* [Exercise input]:
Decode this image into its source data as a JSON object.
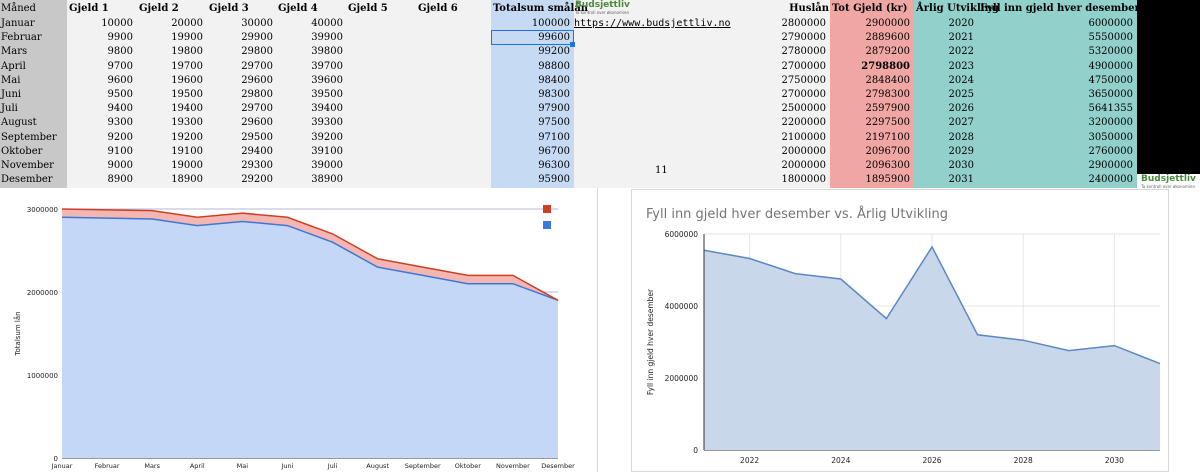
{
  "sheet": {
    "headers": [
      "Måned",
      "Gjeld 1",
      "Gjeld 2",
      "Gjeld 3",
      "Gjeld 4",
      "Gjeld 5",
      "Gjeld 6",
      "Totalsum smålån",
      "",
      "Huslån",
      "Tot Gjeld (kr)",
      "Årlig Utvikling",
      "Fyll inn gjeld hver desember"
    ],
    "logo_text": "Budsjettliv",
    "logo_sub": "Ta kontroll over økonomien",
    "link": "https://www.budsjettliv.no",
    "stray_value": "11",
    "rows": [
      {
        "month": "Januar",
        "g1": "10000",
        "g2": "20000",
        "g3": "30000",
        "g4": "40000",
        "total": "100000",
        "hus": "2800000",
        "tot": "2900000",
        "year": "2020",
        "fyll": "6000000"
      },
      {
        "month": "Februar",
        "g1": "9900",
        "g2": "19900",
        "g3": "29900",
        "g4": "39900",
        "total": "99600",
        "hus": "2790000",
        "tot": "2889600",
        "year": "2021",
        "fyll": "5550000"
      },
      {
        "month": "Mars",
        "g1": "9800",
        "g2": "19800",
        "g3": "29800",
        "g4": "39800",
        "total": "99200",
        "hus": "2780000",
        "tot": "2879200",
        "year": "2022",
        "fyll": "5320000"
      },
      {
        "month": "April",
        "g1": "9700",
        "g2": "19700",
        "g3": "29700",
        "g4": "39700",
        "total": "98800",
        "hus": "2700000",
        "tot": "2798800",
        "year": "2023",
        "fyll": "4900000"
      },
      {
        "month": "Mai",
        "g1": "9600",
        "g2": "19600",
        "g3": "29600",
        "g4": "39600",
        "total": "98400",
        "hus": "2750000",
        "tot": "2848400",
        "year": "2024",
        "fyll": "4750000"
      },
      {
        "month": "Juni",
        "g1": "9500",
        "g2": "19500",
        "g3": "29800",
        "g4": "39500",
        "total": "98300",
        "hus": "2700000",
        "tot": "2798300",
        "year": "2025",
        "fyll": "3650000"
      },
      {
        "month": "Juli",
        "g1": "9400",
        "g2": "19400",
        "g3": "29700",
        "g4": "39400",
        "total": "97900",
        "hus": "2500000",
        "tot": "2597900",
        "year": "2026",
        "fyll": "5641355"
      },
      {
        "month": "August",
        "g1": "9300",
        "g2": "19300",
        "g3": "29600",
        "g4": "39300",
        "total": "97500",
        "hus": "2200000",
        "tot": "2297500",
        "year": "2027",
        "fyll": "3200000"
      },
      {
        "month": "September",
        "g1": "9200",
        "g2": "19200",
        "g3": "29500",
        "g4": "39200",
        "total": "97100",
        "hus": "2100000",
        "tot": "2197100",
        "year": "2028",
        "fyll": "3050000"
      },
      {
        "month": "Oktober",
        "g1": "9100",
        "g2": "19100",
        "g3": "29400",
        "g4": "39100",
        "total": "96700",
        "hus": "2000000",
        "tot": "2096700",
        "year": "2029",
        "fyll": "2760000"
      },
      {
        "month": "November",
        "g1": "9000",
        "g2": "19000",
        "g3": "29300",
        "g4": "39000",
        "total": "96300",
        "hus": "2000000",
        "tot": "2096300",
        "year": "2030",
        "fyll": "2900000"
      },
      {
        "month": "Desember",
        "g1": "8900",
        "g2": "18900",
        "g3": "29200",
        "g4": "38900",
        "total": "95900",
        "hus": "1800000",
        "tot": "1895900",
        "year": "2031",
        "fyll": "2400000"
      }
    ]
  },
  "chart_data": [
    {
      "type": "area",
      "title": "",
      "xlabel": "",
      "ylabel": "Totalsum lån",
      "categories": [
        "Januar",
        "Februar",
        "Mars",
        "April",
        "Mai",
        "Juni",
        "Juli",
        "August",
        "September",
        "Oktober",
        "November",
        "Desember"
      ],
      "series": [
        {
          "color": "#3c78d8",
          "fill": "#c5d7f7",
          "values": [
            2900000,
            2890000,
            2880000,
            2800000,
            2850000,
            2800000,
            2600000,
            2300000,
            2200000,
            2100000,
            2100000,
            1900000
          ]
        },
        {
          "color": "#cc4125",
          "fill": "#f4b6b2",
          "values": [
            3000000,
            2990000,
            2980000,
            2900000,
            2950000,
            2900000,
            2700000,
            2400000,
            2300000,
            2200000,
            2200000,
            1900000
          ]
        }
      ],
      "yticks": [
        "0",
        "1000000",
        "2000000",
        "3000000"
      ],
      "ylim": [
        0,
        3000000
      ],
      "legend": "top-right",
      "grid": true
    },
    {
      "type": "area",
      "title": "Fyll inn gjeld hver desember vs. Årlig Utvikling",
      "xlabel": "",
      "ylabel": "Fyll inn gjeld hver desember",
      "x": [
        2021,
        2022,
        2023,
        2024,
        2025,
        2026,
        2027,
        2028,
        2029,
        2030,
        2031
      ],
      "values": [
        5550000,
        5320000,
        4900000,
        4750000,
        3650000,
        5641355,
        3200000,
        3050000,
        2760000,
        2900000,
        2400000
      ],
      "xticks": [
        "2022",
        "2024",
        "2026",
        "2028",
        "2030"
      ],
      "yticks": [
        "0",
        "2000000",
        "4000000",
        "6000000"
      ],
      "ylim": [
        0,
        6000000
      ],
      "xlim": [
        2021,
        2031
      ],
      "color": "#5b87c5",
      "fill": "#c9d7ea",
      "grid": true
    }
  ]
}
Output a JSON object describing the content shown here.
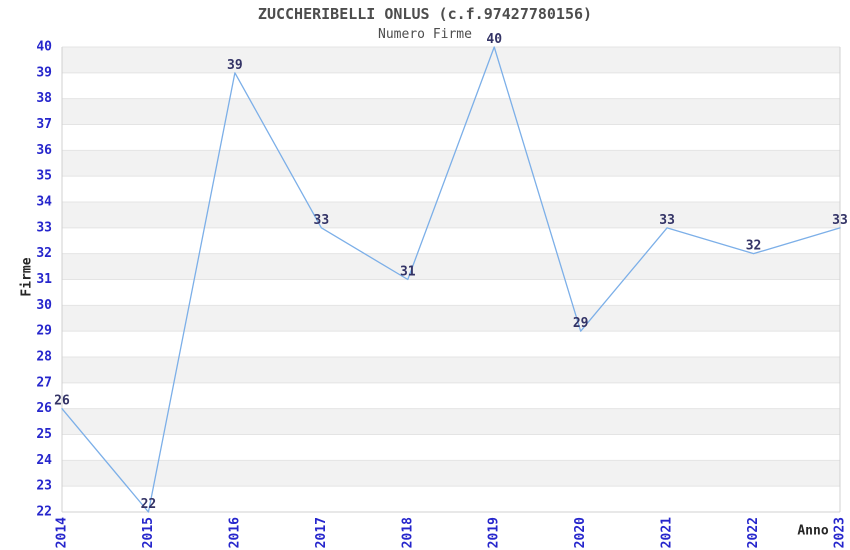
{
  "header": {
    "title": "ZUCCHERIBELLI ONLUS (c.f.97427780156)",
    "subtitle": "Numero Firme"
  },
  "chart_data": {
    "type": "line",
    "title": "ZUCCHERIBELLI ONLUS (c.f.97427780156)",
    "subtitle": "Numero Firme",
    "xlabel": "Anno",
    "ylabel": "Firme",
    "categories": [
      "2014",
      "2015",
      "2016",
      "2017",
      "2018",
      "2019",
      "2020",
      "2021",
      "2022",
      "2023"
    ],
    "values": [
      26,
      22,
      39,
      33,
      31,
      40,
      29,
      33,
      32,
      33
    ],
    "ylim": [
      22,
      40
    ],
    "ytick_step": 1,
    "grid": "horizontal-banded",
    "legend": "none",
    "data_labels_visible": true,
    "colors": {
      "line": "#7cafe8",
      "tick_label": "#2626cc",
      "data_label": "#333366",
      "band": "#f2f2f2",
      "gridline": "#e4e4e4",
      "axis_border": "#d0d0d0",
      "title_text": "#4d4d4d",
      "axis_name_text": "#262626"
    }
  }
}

* [Work to complete]: Exact duplication of all the records is required; pictures are omitted from the copy.

* [Task result]:
Decode this image into its source data as a JSON object.
{
  "sheet": {
    "headers": [
      "Måned",
      "Gjeld 1",
      "Gjeld 2",
      "Gjeld 3",
      "Gjeld 4",
      "Gjeld 5",
      "Gjeld 6",
      "Totalsum smålån",
      "",
      "Huslån",
      "Tot Gjeld (kr)",
      "Årlig Utvikling",
      "Fyll inn gjeld hver desember"
    ],
    "logo_text": "Budsjettliv",
    "logo_sub": "Ta kontroll over økonomien",
    "link": "https://www.budsjettliv.no",
    "stray_value": "11",
    "rows": [
      {
        "month": "Januar",
        "g1": "10000",
        "g2": "20000",
        "g3": "30000",
        "g4": "40000",
        "total": "100000",
        "hus": "2800000",
        "tot": "2900000",
        "year": "2020",
        "fyll": "6000000"
      },
      {
        "month": "Februar",
        "g1": "9900",
        "g2": "19900",
        "g3": "29900",
        "g4": "39900",
        "total": "99600",
        "hus": "2790000",
        "tot": "2889600",
        "year": "2021",
        "fyll": "5550000"
      },
      {
        "month": "Mars",
        "g1": "9800",
        "g2": "19800",
        "g3": "29800",
        "g4": "39800",
        "total": "99200",
        "hus": "2780000",
        "tot": "2879200",
        "year": "2022",
        "fyll": "5320000"
      },
      {
        "month": "April",
        "g1": "9700",
        "g2": "19700",
        "g3": "29700",
        "g4": "39700",
        "total": "98800",
        "hus": "2700000",
        "tot": "2798800",
        "year": "2023",
        "fyll": "4900000"
      },
      {
        "month": "Mai",
        "g1": "9600",
        "g2": "19600",
        "g3": "29600",
        "g4": "39600",
        "total": "98400",
        "hus": "2750000",
        "tot": "2848400",
        "year": "2024",
        "fyll": "4750000"
      },
      {
        "month": "Juni",
        "g1": "9500",
        "g2": "19500",
        "g3": "29800",
        "g4": "39500",
        "total": "98300",
        "hus": "2700000",
        "tot": "2798300",
        "year": "2025",
        "fyll": "3650000"
      },
      {
        "month": "Juli",
        "g1": "9400",
        "g2": "19400",
        "g3": "29700",
        "g4": "39400",
        "total": "97900",
        "hus": "2500000",
        "tot": "2597900",
        "year": "2026",
        "fyll": "5641355"
      },
      {
        "month": "August",
        "g1": "9300",
        "g2": "19300",
        "g3": "29600",
        "g4": "39300",
        "total": "97500",
        "hus": "2200000",
        "tot": "2297500",
        "year": "2027",
        "fyll": "3200000"
      },
      {
        "month": "September",
        "g1": "9200",
        "g2": "19200",
        "g3": "29500",
        "g4": "39200",
        "total": "97100",
        "hus": "2100000",
        "tot": "2197100",
        "year": "2028",
        "fyll": "3050000"
      },
      {
        "month": "Oktober",
        "g1": "9100",
        "g2": "19100",
        "g3": "29400",
        "g4": "39100",
        "total": "96700",
        "hus": "2000000",
        "tot": "2096700",
        "year": "2029",
        "fyll": "2760000"
      },
      {
        "month": "November",
        "g1": "9000",
        "g2": "19000",
        "g3": "29300",
        "g4": "39000",
        "total": "96300",
        "hus": "2000000",
        "tot": "2096300",
        "year": "2030",
        "fyll": "2900000"
      },
      {
        "month": "Desember",
        "g1": "8900",
        "g2": "18900",
        "g3": "29200",
        "g4": "38900",
        "total": "95900",
        "hus": "1800000",
        "tot": "1895900",
        "year": "2031",
        "fyll": "2400000"
      }
    ]
  },
  "chart_data": [
    {
      "type": "area",
      "title": "",
      "xlabel": "",
      "ylabel": "Totalsum lån",
      "categories": [
        "Januar",
        "Februar",
        "Mars",
        "April",
        "Mai",
        "Juni",
        "Juli",
        "August",
        "September",
        "Oktober",
        "November",
        "Desember"
      ],
      "series": [
        {
          "color": "#3c78d8",
          "fill": "#c5d7f7",
          "values": [
            2900000,
            2890000,
            2880000,
            2800000,
            2850000,
            2800000,
            2600000,
            2300000,
            2200000,
            2100000,
            2100000,
            1900000
          ]
        },
        {
          "color": "#cc4125",
          "fill": "#f4b6b2",
          "values": [
            3000000,
            2990000,
            2980000,
            2900000,
            2950000,
            2900000,
            2700000,
            2400000,
            2300000,
            2200000,
            2200000,
            1900000
          ]
        }
      ],
      "yticks": [
        "0",
        "1000000",
        "2000000",
        "3000000"
      ],
      "ylim": [
        0,
        3000000
      ],
      "legend": "top-right",
      "grid": true
    },
    {
      "type": "area",
      "title": "Fyll inn gjeld hver desember vs. Årlig Utvikling",
      "xlabel": "",
      "ylabel": "Fyll inn gjeld hver desember",
      "x": [
        2021,
        2022,
        2023,
        2024,
        2025,
        2026,
        2027,
        2028,
        2029,
        2030,
        2031
      ],
      "values": [
        5550000,
        5320000,
        4900000,
        4750000,
        3650000,
        5641355,
        3200000,
        3050000,
        2760000,
        2900000,
        2400000
      ],
      "xticks": [
        "2022",
        "2024",
        "2026",
        "2028",
        "2030"
      ],
      "yticks": [
        "0",
        "2000000",
        "4000000",
        "6000000"
      ],
      "ylim": [
        0,
        6000000
      ],
      "xlim": [
        2021,
        2031
      ],
      "color": "#5b87c5",
      "fill": "#c9d7ea",
      "grid": true
    }
  ]
}
Output a JSON object describing the content shown here.
{
  "header": {
    "title": "ZUCCHERIBELLI ONLUS (c.f.97427780156)",
    "subtitle": "Numero Firme"
  },
  "chart_data": {
    "type": "line",
    "title": "ZUCCHERIBELLI ONLUS (c.f.97427780156)",
    "subtitle": "Numero Firme",
    "xlabel": "Anno",
    "ylabel": "Firme",
    "categories": [
      "2014",
      "2015",
      "2016",
      "2017",
      "2018",
      "2019",
      "2020",
      "2021",
      "2022",
      "2023"
    ],
    "values": [
      26,
      22,
      39,
      33,
      31,
      40,
      29,
      33,
      32,
      33
    ],
    "ylim": [
      22,
      40
    ],
    "ytick_step": 1,
    "grid": "horizontal-banded",
    "legend": "none",
    "data_labels_visible": true,
    "colors": {
      "line": "#7cafe8",
      "tick_label": "#2626cc",
      "data_label": "#333366",
      "band": "#f2f2f2",
      "gridline": "#e4e4e4",
      "axis_border": "#d0d0d0",
      "title_text": "#4d4d4d",
      "axis_name_text": "#262626"
    }
  }
}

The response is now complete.